**Written problem**
From the records, pick out and copy each line containing "data".

----

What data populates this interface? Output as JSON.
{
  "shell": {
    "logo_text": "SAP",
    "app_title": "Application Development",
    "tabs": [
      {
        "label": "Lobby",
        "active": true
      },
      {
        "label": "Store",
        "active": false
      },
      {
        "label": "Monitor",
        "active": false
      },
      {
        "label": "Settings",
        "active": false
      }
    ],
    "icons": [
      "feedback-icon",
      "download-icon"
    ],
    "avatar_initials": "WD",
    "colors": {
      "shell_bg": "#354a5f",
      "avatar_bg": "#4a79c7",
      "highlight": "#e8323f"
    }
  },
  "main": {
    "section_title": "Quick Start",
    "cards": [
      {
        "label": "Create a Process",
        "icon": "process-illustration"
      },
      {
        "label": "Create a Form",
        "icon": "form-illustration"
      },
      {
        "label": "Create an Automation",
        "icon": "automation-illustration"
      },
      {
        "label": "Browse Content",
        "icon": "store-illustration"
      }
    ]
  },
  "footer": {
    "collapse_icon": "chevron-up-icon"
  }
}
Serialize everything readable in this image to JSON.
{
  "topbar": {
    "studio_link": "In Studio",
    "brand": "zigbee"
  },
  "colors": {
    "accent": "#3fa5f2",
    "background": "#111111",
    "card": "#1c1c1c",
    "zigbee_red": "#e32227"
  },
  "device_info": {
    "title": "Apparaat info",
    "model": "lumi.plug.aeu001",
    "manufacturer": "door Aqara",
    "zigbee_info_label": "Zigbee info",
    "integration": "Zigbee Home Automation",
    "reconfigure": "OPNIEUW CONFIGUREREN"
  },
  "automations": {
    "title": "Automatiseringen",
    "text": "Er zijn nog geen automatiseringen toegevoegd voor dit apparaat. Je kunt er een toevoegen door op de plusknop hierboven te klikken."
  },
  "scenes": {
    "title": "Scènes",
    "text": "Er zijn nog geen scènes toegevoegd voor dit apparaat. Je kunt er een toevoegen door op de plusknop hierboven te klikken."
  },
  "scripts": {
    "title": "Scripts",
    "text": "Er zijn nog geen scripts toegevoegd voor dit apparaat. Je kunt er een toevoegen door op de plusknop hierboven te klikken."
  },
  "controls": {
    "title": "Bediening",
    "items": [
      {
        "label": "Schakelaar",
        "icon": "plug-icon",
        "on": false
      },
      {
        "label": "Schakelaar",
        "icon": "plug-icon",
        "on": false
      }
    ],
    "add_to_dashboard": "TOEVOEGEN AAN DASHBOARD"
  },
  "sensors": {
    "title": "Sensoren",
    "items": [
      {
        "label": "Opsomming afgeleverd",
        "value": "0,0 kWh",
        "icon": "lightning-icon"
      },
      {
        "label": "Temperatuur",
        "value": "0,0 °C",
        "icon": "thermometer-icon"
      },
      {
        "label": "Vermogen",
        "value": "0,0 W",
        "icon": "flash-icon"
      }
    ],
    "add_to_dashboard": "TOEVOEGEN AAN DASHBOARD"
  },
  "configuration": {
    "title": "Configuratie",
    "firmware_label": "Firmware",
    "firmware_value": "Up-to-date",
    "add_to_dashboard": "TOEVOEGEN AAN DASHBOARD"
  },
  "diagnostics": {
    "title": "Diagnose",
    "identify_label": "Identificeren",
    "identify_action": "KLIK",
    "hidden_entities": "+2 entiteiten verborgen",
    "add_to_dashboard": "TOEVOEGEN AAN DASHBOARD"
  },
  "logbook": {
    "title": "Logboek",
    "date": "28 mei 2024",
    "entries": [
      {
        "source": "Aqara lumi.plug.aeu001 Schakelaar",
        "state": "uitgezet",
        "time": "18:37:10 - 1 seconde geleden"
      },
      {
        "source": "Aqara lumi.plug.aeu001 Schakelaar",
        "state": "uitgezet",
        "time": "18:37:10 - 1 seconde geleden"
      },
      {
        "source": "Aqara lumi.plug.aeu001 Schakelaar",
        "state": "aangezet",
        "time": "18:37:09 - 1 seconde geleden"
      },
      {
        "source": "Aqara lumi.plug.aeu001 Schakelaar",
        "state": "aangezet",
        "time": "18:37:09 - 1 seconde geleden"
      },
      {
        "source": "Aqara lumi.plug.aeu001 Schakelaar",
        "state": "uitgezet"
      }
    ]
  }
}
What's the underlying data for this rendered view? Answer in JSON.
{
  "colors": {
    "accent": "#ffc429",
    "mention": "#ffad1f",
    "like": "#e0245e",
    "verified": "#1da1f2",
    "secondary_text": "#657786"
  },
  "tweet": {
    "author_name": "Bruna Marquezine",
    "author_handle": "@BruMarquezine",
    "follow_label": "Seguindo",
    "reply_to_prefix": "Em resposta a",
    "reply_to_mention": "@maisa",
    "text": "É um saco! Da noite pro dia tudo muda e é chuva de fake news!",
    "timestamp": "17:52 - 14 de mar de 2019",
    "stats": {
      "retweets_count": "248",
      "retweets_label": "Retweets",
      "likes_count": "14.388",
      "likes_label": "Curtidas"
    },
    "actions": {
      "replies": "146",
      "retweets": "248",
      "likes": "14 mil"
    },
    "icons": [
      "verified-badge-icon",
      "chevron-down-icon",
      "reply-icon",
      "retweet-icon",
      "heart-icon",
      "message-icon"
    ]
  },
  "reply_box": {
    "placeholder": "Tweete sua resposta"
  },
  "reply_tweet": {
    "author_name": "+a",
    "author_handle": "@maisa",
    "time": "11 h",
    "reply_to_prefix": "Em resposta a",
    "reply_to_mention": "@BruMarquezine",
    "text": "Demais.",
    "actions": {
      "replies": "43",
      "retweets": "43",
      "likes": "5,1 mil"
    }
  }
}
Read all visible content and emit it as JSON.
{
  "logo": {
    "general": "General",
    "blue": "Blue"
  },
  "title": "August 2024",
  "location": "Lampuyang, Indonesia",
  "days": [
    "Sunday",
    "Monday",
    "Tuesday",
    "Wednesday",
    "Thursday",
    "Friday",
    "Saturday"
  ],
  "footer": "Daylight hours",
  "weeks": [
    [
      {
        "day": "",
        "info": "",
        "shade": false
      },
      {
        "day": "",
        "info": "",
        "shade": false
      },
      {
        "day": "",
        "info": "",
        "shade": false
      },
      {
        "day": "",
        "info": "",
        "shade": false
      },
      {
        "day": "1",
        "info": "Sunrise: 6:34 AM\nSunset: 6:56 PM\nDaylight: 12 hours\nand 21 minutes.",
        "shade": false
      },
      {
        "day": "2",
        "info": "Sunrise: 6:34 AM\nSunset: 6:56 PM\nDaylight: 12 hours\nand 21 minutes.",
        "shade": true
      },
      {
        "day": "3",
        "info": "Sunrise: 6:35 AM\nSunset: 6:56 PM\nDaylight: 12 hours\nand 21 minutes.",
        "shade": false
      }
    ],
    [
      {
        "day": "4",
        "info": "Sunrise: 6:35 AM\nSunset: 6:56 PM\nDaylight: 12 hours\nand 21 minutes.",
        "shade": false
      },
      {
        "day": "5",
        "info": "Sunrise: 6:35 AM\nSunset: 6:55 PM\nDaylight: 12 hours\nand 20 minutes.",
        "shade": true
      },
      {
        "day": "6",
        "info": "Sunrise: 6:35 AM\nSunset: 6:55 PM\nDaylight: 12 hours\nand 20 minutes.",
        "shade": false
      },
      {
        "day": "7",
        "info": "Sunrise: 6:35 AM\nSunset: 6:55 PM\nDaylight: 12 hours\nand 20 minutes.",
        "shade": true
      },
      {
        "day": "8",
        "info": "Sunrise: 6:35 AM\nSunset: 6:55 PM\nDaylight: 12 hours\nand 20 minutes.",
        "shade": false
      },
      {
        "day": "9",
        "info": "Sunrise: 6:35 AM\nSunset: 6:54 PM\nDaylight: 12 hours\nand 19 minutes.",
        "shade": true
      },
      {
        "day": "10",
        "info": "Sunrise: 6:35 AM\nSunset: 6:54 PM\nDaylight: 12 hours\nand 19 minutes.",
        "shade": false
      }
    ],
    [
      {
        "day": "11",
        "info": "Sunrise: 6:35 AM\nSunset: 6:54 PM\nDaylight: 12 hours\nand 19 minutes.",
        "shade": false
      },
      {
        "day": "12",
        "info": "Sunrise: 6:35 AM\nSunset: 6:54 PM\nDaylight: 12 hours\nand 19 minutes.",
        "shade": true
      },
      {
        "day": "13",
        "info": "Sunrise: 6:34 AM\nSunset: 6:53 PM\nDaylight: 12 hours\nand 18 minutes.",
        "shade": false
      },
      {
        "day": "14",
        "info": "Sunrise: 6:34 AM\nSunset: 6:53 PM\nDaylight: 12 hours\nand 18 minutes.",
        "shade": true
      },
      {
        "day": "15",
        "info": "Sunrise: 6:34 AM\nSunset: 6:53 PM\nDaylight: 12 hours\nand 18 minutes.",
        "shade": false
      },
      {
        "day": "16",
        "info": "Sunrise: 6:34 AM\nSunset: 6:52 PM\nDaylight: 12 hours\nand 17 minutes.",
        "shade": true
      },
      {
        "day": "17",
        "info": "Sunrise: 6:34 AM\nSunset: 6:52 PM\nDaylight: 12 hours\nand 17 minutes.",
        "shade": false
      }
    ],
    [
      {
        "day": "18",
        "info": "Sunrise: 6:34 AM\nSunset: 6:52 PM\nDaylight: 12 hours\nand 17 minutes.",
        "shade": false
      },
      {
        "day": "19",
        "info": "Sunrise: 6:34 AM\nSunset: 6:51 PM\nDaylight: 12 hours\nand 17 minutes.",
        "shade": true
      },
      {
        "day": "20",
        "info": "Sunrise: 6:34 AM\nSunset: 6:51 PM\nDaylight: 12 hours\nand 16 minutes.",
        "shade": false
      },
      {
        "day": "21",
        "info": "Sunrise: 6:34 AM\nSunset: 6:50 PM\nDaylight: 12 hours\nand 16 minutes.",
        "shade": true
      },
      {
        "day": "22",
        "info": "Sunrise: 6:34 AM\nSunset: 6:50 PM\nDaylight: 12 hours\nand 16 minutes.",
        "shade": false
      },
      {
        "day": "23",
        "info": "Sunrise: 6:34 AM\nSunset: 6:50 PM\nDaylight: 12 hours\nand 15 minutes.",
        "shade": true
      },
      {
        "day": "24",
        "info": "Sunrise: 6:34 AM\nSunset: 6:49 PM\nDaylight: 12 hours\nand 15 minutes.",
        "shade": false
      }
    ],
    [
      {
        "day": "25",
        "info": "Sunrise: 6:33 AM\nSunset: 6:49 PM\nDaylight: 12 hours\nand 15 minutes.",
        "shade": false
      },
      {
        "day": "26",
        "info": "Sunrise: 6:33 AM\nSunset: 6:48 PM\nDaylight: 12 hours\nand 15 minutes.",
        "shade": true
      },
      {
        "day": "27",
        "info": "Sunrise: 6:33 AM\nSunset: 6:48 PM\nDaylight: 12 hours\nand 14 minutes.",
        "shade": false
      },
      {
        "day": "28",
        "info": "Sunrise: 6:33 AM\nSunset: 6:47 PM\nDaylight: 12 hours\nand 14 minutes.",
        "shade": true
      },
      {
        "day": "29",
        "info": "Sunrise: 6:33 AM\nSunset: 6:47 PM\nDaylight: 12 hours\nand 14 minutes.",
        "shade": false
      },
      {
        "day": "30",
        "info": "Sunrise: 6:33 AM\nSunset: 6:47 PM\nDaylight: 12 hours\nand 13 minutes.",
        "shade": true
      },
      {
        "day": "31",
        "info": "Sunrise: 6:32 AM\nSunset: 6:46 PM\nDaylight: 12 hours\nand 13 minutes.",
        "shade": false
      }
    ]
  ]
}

----

**Answer to this problem**
What data populates this interface? Output as JSON.
What's the underlying data for this rendered view? Answer in JSON.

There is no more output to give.